Print every entry exactly as written.

Data items:

◇ ◇ ◇ ◇

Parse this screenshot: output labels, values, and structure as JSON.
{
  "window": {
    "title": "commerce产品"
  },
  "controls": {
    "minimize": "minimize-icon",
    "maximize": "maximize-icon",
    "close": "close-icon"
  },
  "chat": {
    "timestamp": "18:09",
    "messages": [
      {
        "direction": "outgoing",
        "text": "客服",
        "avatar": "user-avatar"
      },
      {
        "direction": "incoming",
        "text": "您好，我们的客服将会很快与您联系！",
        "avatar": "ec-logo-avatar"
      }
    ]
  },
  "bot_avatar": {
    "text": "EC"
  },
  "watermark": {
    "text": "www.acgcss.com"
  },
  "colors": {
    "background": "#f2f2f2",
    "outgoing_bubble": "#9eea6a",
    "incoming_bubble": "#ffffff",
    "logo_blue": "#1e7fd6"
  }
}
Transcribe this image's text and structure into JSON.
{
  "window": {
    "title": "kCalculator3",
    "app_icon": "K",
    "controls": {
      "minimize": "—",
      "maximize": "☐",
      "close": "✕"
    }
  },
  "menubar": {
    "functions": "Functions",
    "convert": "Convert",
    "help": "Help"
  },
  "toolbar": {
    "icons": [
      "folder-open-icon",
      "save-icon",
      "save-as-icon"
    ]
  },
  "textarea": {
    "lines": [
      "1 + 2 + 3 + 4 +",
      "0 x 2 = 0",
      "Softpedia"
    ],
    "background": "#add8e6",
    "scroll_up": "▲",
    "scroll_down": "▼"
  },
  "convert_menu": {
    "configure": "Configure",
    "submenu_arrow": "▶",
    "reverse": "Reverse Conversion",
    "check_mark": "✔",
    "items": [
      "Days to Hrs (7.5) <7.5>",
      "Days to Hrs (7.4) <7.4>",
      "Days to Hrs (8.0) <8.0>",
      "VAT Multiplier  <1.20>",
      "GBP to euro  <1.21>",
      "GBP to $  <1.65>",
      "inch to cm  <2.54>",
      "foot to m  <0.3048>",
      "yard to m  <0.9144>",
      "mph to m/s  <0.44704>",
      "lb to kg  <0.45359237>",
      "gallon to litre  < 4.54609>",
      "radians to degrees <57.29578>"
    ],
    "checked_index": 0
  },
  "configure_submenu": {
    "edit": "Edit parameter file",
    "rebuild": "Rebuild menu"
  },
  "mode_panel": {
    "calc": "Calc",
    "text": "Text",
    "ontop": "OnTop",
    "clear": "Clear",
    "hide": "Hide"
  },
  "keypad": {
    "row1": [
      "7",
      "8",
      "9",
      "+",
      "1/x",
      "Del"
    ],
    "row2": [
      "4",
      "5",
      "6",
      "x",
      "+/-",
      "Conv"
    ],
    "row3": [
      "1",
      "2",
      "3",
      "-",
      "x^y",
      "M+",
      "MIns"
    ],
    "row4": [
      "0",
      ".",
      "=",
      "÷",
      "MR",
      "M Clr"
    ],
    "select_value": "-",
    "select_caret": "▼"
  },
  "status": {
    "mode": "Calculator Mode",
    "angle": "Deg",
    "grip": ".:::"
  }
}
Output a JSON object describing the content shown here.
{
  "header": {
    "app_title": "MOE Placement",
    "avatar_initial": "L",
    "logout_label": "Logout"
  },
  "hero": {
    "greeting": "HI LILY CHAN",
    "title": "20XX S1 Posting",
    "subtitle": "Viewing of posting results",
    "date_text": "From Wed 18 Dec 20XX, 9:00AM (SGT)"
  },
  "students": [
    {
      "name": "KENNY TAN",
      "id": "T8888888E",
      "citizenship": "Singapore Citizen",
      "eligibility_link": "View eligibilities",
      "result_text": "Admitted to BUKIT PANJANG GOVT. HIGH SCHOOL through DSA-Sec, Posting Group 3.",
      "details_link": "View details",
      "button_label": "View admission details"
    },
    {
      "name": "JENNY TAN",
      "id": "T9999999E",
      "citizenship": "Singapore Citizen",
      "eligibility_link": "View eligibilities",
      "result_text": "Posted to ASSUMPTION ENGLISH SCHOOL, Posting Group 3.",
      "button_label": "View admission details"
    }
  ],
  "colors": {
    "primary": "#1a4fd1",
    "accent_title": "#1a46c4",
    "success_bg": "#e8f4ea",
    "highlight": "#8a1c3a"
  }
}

◇ ◇ ◇ ◇

## WRITTEN REPLY
Parse this screenshot: output labels, values, and structure as JSON.
{
  "window": {
    "title": "commerce产品"
  },
  "controls": {
    "minimize": "minimize-icon",
    "maximize": "maximize-icon",
    "close": "close-icon"
  },
  "chat": {
    "timestamp": "18:09",
    "messages": [
      {
        "direction": "outgoing",
        "text": "客服",
        "avatar": "user-avatar"
      },
      {
        "direction": "incoming",
        "text": "您好，我们的客服将会很快与您联系！",
        "avatar": "ec-logo-avatar"
      }
    ]
  },
  "bot_avatar": {
    "text": "EC"
  },
  "watermark": {
    "text": "www.acgcss.com"
  },
  "colors": {
    "background": "#f2f2f2",
    "outgoing_bubble": "#9eea6a",
    "incoming_bubble": "#ffffff",
    "logo_blue": "#1e7fd6"
  }
}
Transcribe this image's text and structure into JSON.
{
  "window": {
    "title": "kCalculator3",
    "app_icon": "K",
    "controls": {
      "minimize": "—",
      "maximize": "☐",
      "close": "✕"
    }
  },
  "menubar": {
    "functions": "Functions",
    "convert": "Convert",
    "help": "Help"
  },
  "toolbar": {
    "icons": [
      "folder-open-icon",
      "save-icon",
      "save-as-icon"
    ]
  },
  "textarea": {
    "lines": [
      "1 + 2 + 3 + 4 +",
      "0 x 2 = 0",
      "Softpedia"
    ],
    "background": "#add8e6",
    "scroll_up": "▲",
    "scroll_down": "▼"
  },
  "convert_menu": {
    "configure": "Configure",
    "submenu_arrow": "▶",
    "reverse": "Reverse Conversion",
    "check_mark": "✔",
    "items": [
      "Days to Hrs (7.5) <7.5>",
      "Days to Hrs (7.4) <7.4>",
      "Days to Hrs (8.0) <8.0>",
      "VAT Multiplier  <1.20>",
      "GBP to euro  <1.21>",
      "GBP to $  <1.65>",
      "inch to cm  <2.54>",
      "foot to m  <0.3048>",
      "yard to m  <0.9144>",
      "mph to m/s  <0.44704>",
      "lb to kg  <0.45359237>",
      "gallon to litre  < 4.54609>",
      "radians to degrees <57.29578>"
    ],
    "checked_index": 0
  },
  "configure_submenu": {
    "edit": "Edit parameter file",
    "rebuild": "Rebuild menu"
  },
  "mode_panel": {
    "calc": "Calc",
    "text": "Text",
    "ontop": "OnTop",
    "clear": "Clear",
    "hide": "Hide"
  },
  "keypad": {
    "row1": [
      "7",
      "8",
      "9",
      "+",
      "1/x",
      "Del"
    ],
    "row2": [
      "4",
      "5",
      "6",
      "x",
      "+/-",
      "Conv"
    ],
    "row3": [
      "1",
      "2",
      "3",
      "-",
      "x^y",
      "M+",
      "MIns"
    ],
    "row4": [
      "0",
      ".",
      "=",
      "÷",
      "MR",
      "M Clr"
    ],
    "select_value": "-",
    "select_caret": "▼"
  },
  "status": {
    "mode": "Calculator Mode",
    "angle": "Deg",
    "grip": ".:::"
  }
}
Output a JSON object describing the content shown here.
{
  "header": {
    "app_title": "MOE Placement",
    "avatar_initial": "L",
    "logout_label": "Logout"
  },
  "hero": {
    "greeting": "HI LILY CHAN",
    "title": "20XX S1 Posting",
    "subtitle": "Viewing of posting results",
    "date_text": "From Wed 18 Dec 20XX, 9:00AM (SGT)"
  },
  "students": [
    {
      "name": "KENNY TAN",
      "id": "T8888888E",
      "citizenship": "Singapore Citizen",
      "eligibility_link": "View eligibilities",
      "result_text": "Admitted to BUKIT PANJANG GOVT. HIGH SCHOOL through DSA-Sec, Posting Group 3.",
      "details_link": "View details",
      "button_label": "View admission details"
    },
    {
      "name": "JENNY TAN",
      "id": "T9999999E",
      "citizenship": "Singapore Citizen",
      "eligibility_link": "View eligibilities",
      "result_text": "Posted to ASSUMPTION ENGLISH SCHOOL, Posting Group 3.",
      "button_label": "View admission details"
    }
  ],
  "colors": {
    "primary": "#1a4fd1",
    "accent_title": "#1a46c4",
    "success_bg": "#e8f4ea",
    "highlight": "#8a1c3a"
  }
}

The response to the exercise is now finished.